(begin)
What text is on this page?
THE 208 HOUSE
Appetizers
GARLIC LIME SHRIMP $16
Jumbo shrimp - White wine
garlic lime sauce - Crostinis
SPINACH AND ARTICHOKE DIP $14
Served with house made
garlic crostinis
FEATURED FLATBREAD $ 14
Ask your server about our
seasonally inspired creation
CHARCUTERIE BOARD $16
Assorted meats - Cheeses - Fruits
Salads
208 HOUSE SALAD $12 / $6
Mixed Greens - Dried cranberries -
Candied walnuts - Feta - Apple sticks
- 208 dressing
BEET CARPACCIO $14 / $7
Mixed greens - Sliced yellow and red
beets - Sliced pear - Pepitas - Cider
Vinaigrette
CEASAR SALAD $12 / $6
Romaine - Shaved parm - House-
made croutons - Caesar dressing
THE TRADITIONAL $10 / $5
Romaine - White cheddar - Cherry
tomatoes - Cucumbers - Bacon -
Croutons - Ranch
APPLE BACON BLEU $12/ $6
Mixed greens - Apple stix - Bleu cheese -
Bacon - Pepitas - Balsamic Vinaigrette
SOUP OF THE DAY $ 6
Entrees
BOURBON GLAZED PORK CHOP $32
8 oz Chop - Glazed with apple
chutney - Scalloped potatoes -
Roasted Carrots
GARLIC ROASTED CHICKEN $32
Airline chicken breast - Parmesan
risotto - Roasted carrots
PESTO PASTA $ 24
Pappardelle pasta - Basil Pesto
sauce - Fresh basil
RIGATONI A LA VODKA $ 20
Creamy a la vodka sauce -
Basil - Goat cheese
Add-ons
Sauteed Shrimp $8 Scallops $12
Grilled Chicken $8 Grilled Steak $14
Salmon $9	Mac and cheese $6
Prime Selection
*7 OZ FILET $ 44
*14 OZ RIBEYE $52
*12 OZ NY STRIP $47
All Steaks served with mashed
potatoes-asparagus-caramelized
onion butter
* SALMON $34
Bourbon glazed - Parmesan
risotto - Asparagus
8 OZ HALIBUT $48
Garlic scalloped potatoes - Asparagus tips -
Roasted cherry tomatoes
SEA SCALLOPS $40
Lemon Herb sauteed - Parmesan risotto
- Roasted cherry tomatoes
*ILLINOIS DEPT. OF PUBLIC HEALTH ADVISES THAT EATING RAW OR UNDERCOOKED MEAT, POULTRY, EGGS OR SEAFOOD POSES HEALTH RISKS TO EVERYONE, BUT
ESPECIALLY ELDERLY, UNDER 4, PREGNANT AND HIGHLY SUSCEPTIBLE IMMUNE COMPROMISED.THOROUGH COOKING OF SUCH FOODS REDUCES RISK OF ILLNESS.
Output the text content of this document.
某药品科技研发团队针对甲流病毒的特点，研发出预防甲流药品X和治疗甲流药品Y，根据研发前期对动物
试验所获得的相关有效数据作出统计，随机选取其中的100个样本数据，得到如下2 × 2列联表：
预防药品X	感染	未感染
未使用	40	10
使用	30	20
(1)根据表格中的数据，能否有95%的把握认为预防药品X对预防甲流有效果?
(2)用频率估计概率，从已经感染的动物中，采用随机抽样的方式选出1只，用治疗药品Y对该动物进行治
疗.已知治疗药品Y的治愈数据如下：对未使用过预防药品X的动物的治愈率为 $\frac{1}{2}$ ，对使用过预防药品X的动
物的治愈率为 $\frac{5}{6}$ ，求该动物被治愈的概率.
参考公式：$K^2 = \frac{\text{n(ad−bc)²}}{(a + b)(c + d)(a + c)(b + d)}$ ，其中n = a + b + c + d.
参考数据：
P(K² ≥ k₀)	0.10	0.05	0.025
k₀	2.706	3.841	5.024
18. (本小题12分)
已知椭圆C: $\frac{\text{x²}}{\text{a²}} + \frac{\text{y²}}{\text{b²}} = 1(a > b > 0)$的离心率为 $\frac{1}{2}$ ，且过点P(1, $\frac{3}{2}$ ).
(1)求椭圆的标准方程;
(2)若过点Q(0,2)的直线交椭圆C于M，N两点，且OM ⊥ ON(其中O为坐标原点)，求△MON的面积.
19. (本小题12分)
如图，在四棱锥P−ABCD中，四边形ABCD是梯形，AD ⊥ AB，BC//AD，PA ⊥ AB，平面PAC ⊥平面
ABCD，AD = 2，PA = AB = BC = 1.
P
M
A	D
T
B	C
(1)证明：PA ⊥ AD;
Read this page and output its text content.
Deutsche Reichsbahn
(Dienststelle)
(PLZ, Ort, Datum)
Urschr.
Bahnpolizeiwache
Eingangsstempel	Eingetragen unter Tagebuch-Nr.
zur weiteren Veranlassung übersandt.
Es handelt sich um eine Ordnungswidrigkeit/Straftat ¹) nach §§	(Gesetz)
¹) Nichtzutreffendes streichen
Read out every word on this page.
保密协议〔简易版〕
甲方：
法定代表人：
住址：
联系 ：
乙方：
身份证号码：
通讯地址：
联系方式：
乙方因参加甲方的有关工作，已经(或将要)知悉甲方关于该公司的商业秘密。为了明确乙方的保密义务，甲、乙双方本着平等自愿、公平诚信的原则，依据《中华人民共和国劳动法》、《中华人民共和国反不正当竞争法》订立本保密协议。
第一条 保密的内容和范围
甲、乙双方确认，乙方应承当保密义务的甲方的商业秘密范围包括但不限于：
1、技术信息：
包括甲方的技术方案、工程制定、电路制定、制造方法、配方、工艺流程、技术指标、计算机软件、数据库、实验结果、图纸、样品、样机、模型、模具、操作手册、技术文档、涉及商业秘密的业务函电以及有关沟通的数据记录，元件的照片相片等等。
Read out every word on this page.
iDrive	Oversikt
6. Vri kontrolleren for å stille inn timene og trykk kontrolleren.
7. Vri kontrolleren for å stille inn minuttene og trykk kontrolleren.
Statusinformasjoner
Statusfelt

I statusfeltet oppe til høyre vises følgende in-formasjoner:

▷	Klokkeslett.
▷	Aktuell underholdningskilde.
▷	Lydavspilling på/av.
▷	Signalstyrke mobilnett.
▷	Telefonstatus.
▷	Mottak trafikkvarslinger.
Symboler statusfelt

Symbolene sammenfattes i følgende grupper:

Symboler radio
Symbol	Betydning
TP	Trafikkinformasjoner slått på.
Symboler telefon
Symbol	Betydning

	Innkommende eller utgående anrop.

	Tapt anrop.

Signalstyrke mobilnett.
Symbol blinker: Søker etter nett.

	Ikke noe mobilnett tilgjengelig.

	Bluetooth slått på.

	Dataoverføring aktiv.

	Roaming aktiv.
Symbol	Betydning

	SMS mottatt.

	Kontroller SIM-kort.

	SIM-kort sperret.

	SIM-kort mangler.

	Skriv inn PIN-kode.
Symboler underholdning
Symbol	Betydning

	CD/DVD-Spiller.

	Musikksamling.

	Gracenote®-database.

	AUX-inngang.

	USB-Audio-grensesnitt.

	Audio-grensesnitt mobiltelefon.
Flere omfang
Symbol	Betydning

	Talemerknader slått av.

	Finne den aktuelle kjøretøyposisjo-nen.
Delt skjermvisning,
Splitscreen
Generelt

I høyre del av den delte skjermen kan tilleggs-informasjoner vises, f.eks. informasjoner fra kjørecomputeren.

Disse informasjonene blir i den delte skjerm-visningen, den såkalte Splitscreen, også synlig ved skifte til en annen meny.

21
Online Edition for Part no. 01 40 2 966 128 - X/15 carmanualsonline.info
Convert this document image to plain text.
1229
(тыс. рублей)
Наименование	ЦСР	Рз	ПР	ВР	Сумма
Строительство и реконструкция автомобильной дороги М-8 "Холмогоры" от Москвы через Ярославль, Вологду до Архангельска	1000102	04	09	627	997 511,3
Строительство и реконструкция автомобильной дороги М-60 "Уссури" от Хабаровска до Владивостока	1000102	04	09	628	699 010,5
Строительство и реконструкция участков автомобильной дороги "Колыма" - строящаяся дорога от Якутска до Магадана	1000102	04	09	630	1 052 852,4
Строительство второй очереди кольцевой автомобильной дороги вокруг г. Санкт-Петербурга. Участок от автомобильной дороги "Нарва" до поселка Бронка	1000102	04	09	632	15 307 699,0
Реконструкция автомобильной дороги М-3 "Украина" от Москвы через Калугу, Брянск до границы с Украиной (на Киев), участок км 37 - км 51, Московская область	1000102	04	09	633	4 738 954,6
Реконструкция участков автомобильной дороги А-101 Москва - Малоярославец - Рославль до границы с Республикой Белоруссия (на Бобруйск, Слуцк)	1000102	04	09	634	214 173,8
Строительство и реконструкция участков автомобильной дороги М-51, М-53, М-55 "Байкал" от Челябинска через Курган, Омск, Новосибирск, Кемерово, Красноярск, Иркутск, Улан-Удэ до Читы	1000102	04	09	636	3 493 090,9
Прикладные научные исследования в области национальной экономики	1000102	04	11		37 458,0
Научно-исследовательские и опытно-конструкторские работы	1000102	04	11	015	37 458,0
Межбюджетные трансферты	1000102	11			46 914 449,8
(end)
Work instructions =>
Go through the records and copy each line with "White" in it.

Task answer =>
Jumbo shrimp - White wine
Romaine - White cheddar - Cherry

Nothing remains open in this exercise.